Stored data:
**********

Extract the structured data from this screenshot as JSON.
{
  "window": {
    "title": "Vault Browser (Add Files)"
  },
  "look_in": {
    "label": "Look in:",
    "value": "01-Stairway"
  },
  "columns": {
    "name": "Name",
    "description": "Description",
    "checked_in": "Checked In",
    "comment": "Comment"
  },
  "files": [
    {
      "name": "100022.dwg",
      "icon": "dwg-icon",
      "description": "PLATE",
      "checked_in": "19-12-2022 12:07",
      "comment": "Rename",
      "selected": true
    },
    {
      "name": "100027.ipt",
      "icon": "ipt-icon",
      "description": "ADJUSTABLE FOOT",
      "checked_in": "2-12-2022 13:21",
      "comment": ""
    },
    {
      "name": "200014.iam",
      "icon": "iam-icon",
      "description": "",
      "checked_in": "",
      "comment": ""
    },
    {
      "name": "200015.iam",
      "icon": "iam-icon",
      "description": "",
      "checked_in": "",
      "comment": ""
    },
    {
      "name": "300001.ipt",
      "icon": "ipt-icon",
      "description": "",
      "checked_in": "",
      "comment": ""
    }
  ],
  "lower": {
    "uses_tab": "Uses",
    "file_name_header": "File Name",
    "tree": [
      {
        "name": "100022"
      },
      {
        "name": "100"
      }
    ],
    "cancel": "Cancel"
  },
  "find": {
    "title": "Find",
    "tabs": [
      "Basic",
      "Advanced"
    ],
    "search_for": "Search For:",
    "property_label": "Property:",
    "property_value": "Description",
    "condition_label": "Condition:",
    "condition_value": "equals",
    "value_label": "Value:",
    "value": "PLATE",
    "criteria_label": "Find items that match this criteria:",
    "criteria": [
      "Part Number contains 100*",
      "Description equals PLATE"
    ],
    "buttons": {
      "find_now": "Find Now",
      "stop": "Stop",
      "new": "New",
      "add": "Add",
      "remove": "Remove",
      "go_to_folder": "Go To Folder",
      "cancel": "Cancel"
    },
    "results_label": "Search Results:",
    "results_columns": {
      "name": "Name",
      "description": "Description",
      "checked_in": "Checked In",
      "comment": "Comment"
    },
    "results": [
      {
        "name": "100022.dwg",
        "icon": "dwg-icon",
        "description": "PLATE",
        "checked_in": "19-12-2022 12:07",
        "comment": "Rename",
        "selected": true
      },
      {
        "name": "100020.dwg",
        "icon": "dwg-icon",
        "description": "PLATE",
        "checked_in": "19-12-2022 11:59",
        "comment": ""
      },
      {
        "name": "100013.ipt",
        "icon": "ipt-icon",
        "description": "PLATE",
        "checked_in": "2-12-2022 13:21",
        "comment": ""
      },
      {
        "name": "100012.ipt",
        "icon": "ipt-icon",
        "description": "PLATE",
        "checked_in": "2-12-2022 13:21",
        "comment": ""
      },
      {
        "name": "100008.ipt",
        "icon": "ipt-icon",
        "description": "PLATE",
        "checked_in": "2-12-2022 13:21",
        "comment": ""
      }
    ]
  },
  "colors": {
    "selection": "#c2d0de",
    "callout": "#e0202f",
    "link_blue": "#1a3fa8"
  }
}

**********

* [DESCRIPTION OF THE TASK]: Each line of the material above must be retyped precisely.

* [TASK RESULT]:
Extract the structured data from this screenshot as JSON.
{
  "window": {
    "title": "Vault Browser (Add Files)"
  },
  "look_in": {
    "label": "Look in:",
    "value": "01-Stairway"
  },
  "columns": {
    "name": "Name",
    "description": "Description",
    "checked_in": "Checked In",
    "comment": "Comment"
  },
  "files": [
    {
      "name": "100022.dwg",
      "icon": "dwg-icon",
      "description": "PLATE",
      "checked_in": "19-12-2022 12:07",
      "comment": "Rename",
      "selected": true
    },
    {
      "name": "100027.ipt",
      "icon": "ipt-icon",
      "description": "ADJUSTABLE FOOT",
      "checked_in": "2-12-2022 13:21",
      "comment": ""
    },
    {
      "name": "200014.iam",
      "icon": "iam-icon",
      "description": "",
      "checked_in": "",
      "comment": ""
    },
    {
      "name": "200015.iam",
      "icon": "iam-icon",
      "description": "",
      "checked_in": "",
      "comment": ""
    },
    {
      "name": "300001.ipt",
      "icon": "ipt-icon",
      "description": "",
      "checked_in": "",
      "comment": ""
    }
  ],
  "lower": {
    "uses_tab": "Uses",
    "file_name_header": "File Name",
    "tree": [
      {
        "name": "100022"
      },
      {
        "name": "100"
      }
    ],
    "cancel": "Cancel"
  },
  "find": {
    "title": "Find",
    "tabs": [
      "Basic",
      "Advanced"
    ],
    "search_for": "Search For:",
    "property_label": "Property:",
    "property_value": "Description",
    "condition_label": "Condition:",
    "condition_value": "equals",
    "value_label": "Value:",
    "value": "PLATE",
    "criteria_label": "Find items that match this criteria:",
    "criteria": [
      "Part Number contains 100*",
      "Description equals PLATE"
    ],
    "buttons": {
      "find_now": "Find Now",
      "stop": "Stop",
      "new": "New",
      "add": "Add",
      "remove": "Remove",
      "go_to_folder": "Go To Folder",
      "cancel": "Cancel"
    },
    "results_label": "Search Results:",
    "results_columns": {
      "name": "Name",
      "description": "Description",
      "checked_in": "Checked In",
      "comment": "Comment"
    },
    "results": [
      {
        "name": "100022.dwg",
        "icon": "dwg-icon",
        "description": "PLATE",
        "checked_in": "19-12-2022 12:07",
        "comment": "Rename",
        "selected": true
      },
      {
        "name": "100020.dwg",
        "icon": "dwg-icon",
        "description": "PLATE",
        "checked_in": "19-12-2022 11:59",
        "comment": ""
      },
      {
        "name": "100013.ipt",
        "icon": "ipt-icon",
        "description": "PLATE",
        "checked_in": "2-12-2022 13:21",
        "comment": ""
      },
      {
        "name": "100012.ipt",
        "icon": "ipt-icon",
        "description": "PLATE",
        "checked_in": "2-12-2022 13:21",
        "comment": ""
      },
      {
        "name": "100008.ipt",
        "icon": "ipt-icon",
        "description": "PLATE",
        "checked_in": "2-12-2022 13:21",
        "comment": ""
      }
    ]
  },
  "colors": {
    "selection": "#c2d0de",
    "callout": "#e0202f",
    "link_blue": "#1a3fa8"
  }
}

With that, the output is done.